** Begin **
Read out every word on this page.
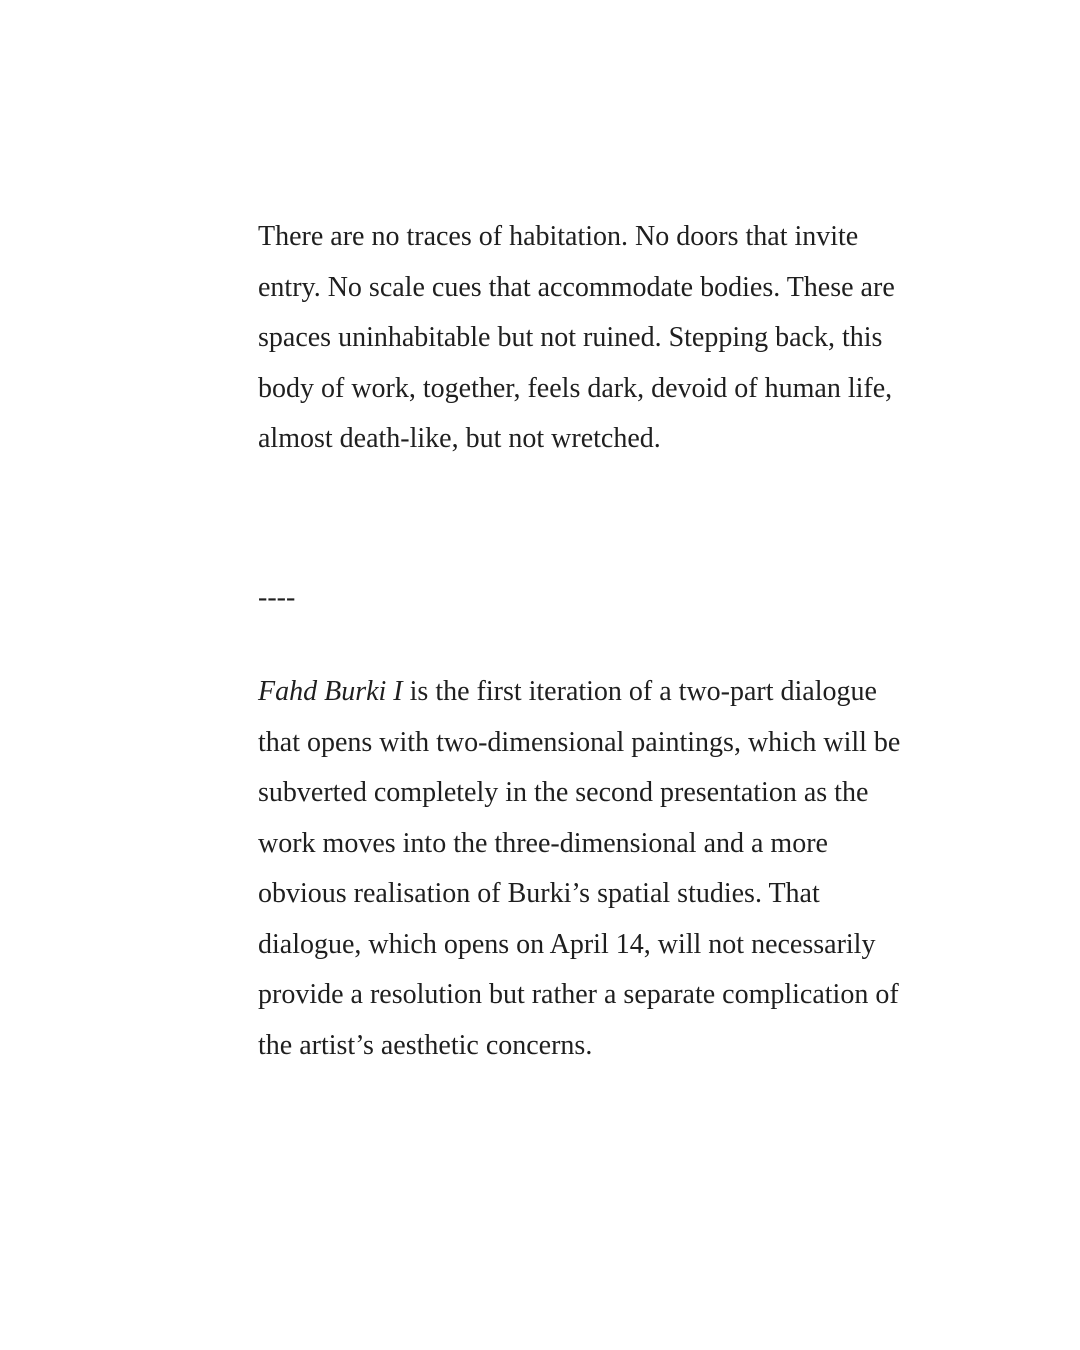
There are no traces of habitation. No doors that invite
entry. No scale cues that accommodate bodies. These are
spaces uninhabitable but not ruined. Stepping back, this
body of work, together, feels dark, devoid of human life,
almost death-like, but not wretched.

----

Fahd Burki I is the first iteration of a two-part dialogue
that opens with two-dimensional paintings, which will be
subverted completely in the second presentation as the
work moves into the three-dimensional and a more
obvious realisation of Burki’s spatial studies. That
dialogue, which opens on April 14, will not necessarily
provide a resolution but rather a separate complication of
the artist’s aesthetic concerns.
** End **
-- Goal --
Pull every line holding "Burki" out of the records.

-- Output for this task --
Fahd Burki I is the first iteration of a two-part dialogue
obvious realisation of Burki’s spatial studies. That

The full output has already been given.